#### DIRECTIONS FOR THIS TASK
Filter these entries, keeping only lines that hold the word "which".

Transcription dataset entries

++++++++++++++++++++

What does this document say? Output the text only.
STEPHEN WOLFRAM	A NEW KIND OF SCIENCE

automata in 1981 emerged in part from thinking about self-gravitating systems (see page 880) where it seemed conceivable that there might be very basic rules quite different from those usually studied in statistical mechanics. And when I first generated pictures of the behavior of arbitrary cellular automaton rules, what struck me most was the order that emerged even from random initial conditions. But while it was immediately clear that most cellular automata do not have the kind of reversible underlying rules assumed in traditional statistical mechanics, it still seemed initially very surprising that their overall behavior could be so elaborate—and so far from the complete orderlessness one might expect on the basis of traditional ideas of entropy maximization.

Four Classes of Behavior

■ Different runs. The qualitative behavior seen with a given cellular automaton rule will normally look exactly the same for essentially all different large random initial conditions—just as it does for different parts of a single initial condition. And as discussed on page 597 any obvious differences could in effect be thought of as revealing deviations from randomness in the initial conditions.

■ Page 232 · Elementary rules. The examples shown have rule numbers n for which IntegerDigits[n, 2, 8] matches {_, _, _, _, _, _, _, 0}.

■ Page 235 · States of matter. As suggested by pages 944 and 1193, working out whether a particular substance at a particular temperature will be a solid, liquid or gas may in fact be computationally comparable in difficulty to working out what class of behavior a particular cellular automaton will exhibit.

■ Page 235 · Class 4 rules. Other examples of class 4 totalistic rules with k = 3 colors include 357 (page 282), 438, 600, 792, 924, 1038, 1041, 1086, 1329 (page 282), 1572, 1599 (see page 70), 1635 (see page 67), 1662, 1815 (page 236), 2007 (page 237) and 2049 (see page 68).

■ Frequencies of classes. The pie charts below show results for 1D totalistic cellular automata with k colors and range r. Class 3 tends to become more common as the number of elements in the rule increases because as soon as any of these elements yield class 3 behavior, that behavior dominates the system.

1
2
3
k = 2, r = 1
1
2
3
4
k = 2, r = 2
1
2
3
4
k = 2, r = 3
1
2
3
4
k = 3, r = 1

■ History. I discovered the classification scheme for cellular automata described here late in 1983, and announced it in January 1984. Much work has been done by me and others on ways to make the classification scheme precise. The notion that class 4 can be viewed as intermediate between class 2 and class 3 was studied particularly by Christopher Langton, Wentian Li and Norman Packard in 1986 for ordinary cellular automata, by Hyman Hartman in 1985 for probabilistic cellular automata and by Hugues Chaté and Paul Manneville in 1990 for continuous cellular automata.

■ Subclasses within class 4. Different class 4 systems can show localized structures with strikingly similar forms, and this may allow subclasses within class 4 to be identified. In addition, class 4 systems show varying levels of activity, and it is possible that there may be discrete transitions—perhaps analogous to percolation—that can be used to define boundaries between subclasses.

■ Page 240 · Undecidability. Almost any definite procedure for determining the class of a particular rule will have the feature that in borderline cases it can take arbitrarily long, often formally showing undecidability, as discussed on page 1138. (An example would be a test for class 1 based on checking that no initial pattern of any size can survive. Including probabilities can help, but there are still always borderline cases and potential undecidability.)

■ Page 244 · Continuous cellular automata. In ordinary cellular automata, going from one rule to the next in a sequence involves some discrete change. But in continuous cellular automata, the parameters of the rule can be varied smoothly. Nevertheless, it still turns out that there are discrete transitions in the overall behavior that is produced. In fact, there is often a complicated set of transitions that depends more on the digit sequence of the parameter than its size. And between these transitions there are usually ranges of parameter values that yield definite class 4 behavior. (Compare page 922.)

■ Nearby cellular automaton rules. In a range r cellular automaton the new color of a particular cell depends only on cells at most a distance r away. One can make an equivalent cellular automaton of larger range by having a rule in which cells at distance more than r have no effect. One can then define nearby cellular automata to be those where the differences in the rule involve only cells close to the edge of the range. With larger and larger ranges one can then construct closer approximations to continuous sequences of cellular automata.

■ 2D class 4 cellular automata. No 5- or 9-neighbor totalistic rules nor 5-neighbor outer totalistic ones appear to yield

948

++++++++++++++++++++

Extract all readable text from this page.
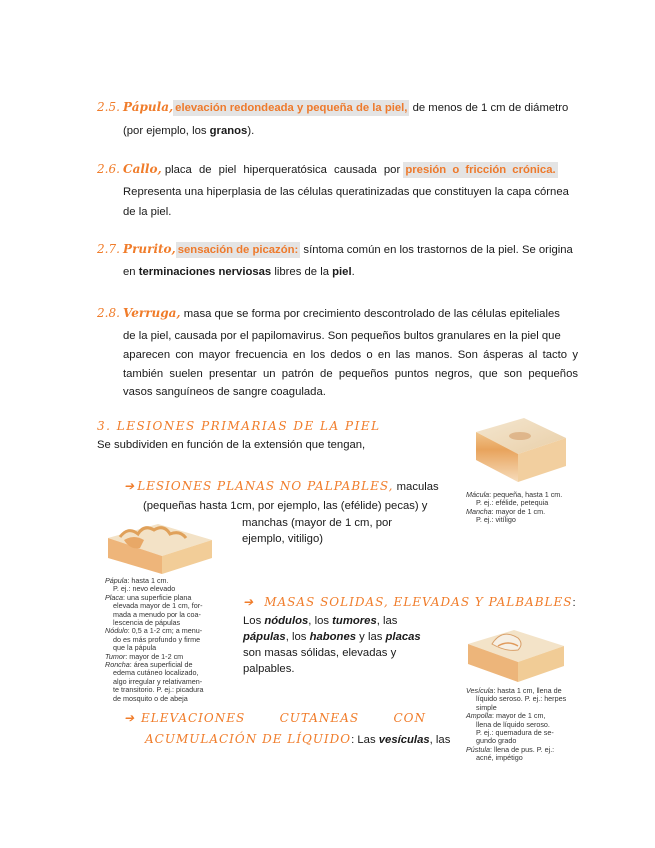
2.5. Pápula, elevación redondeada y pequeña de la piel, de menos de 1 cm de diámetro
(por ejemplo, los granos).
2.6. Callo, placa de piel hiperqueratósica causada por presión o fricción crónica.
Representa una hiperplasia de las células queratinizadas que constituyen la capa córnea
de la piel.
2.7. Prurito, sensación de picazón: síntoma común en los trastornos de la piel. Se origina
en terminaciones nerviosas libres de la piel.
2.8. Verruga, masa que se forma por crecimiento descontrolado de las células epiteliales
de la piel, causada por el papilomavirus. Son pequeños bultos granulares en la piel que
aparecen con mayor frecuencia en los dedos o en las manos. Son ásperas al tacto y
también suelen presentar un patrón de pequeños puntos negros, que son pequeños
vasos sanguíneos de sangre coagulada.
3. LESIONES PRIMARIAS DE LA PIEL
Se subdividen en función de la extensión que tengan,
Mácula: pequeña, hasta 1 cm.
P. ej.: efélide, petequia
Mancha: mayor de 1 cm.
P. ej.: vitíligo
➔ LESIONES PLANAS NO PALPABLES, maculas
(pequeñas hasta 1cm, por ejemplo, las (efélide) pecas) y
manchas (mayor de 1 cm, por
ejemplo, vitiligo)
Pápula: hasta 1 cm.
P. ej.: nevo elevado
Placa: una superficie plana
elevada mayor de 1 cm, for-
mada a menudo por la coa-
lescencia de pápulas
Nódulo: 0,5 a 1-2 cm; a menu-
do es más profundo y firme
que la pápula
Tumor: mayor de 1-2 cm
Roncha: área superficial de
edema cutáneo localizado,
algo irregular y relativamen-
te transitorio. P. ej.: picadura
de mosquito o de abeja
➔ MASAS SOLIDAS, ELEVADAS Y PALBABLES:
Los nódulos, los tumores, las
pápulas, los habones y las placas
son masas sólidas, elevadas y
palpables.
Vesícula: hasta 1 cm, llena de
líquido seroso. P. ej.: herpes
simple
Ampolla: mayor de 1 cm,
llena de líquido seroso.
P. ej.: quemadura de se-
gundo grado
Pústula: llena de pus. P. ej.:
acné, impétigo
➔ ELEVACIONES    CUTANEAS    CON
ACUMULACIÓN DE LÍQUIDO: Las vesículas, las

++++++++++++++++++++

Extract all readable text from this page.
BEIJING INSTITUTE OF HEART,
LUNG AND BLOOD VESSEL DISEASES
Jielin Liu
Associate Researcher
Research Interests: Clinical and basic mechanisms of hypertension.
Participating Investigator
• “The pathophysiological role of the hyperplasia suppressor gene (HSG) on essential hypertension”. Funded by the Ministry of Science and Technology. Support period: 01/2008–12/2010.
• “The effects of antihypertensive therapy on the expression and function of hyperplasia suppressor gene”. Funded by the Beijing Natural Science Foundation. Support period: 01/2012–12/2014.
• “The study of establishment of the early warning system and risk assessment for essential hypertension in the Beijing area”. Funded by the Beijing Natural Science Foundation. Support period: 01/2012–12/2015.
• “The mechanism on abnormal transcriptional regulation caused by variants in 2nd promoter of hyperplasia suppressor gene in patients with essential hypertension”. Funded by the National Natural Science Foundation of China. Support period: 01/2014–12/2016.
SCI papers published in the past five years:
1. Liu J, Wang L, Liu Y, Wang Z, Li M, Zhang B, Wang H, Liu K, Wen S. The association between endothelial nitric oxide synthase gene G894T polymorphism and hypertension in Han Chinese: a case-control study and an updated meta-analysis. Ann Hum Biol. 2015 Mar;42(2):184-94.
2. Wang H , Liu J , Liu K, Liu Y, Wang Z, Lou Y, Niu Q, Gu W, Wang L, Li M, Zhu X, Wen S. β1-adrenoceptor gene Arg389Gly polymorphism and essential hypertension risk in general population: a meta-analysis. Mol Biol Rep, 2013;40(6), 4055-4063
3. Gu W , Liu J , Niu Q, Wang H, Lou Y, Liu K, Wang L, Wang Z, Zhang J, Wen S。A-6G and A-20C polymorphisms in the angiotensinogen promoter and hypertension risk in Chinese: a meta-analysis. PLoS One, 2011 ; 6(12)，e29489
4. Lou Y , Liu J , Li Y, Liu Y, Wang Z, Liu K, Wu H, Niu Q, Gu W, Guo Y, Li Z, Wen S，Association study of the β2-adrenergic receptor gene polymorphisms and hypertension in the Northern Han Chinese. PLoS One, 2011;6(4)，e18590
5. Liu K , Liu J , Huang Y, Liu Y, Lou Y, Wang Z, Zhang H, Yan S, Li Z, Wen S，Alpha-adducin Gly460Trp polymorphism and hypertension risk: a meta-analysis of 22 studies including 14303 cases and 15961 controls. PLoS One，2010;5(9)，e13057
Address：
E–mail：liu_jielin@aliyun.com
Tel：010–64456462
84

++++++++++++++++++++

#### FINISHED TASK
■ Page 232 · Elementary rules. The examples shown have rule numbers n for which IntegerDigits[n, 2, 8] matches {_, _, _, _, _, _, _, 0}.
■ Nearby cellular automaton rules. In a range r cellular automaton the new color of a particular cell depends only on cells at most a distance r away. One can make an equivalent cellular automaton of larger range by having a rule in which cells at distance more than r have no effect. One can then define nearby cellular automata to be those where the differences in the rule involve only cells close to the edge of the range. With larger and larger ranges one can then construct closer approximations to continuous sequences of cellular automata.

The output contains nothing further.